EXERCISE:
Search the records for "ordered". Copy every line where it appears.

ENTRIES SUPPLIED:

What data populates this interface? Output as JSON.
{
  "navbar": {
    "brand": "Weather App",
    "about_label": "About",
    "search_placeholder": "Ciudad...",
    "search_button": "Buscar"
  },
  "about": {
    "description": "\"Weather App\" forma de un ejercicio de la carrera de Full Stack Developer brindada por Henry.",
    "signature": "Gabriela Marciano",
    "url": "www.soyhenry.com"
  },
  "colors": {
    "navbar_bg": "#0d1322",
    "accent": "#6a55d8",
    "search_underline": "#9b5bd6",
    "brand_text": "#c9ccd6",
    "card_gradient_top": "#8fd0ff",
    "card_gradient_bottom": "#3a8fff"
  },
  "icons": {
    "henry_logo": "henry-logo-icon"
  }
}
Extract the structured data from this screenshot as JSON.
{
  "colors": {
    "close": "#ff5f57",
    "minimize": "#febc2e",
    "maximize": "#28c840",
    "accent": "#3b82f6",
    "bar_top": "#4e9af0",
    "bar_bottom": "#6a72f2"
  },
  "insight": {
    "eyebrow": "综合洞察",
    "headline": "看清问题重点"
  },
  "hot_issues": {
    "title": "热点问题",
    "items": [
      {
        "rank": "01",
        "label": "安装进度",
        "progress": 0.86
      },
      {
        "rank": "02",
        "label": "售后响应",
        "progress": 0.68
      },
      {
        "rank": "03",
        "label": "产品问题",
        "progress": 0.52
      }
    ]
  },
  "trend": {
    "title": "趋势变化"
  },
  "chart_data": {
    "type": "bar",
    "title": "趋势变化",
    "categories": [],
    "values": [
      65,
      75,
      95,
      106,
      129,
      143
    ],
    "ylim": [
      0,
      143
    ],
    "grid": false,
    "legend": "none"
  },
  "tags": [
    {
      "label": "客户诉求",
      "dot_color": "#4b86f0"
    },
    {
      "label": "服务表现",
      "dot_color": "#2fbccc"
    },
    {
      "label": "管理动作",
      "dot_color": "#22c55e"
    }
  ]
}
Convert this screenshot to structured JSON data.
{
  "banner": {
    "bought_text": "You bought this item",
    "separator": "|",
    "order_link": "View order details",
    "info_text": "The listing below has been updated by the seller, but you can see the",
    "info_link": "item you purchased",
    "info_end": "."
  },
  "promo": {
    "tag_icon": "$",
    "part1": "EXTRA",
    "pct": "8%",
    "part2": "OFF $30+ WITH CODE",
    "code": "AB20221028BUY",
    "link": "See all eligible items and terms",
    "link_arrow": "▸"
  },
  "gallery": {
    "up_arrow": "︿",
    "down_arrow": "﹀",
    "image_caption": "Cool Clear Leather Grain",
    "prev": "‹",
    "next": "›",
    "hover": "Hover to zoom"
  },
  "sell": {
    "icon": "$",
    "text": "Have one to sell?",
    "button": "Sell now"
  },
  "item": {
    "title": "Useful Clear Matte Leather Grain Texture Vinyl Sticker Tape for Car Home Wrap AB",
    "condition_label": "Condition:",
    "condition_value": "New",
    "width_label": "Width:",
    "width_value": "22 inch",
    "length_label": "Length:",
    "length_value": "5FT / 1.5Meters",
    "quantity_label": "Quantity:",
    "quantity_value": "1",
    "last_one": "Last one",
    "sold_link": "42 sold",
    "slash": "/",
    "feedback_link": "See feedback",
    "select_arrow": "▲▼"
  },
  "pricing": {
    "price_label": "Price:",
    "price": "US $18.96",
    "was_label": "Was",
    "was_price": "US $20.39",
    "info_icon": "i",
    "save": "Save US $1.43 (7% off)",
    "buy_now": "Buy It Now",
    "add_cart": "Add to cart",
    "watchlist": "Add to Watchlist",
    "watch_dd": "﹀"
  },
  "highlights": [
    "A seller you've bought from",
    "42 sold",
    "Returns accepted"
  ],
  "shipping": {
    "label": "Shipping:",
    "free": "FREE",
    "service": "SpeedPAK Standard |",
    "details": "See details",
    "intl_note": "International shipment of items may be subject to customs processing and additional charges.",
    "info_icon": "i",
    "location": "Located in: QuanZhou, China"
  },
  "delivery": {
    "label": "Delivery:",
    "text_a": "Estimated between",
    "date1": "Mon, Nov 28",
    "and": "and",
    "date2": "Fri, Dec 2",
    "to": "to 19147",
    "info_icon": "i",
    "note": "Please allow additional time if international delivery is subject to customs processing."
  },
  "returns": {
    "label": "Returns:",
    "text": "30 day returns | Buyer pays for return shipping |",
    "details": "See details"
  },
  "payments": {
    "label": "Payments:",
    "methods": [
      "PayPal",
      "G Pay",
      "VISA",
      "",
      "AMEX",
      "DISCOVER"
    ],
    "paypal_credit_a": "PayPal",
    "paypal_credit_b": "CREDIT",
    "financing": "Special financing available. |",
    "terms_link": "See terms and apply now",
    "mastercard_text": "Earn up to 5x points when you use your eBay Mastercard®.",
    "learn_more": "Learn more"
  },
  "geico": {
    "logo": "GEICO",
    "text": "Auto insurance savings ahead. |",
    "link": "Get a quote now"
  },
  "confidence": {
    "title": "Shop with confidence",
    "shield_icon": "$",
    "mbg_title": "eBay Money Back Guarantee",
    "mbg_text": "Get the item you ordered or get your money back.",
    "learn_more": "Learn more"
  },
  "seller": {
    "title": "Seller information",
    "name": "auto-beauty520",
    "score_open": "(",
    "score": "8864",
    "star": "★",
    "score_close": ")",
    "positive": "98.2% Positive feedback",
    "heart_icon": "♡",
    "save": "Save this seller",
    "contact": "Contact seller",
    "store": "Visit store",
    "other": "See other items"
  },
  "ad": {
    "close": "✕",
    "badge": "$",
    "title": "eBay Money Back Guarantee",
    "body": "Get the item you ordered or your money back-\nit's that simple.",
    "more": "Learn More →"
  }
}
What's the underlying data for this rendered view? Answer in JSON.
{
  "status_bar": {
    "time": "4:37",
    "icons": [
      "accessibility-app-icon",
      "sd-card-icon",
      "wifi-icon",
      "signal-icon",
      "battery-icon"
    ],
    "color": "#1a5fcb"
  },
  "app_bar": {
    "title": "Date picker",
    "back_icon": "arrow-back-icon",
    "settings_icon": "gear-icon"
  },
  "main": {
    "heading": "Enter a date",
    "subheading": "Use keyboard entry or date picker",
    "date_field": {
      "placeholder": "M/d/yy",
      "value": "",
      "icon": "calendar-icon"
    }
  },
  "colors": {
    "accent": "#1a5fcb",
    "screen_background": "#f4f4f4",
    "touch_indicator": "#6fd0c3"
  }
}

REPLY:
    "mbg_text": "Get the item you ordered or get your money back.",
    "body": "Get the item you ordered or your money back-\nit's that simple.",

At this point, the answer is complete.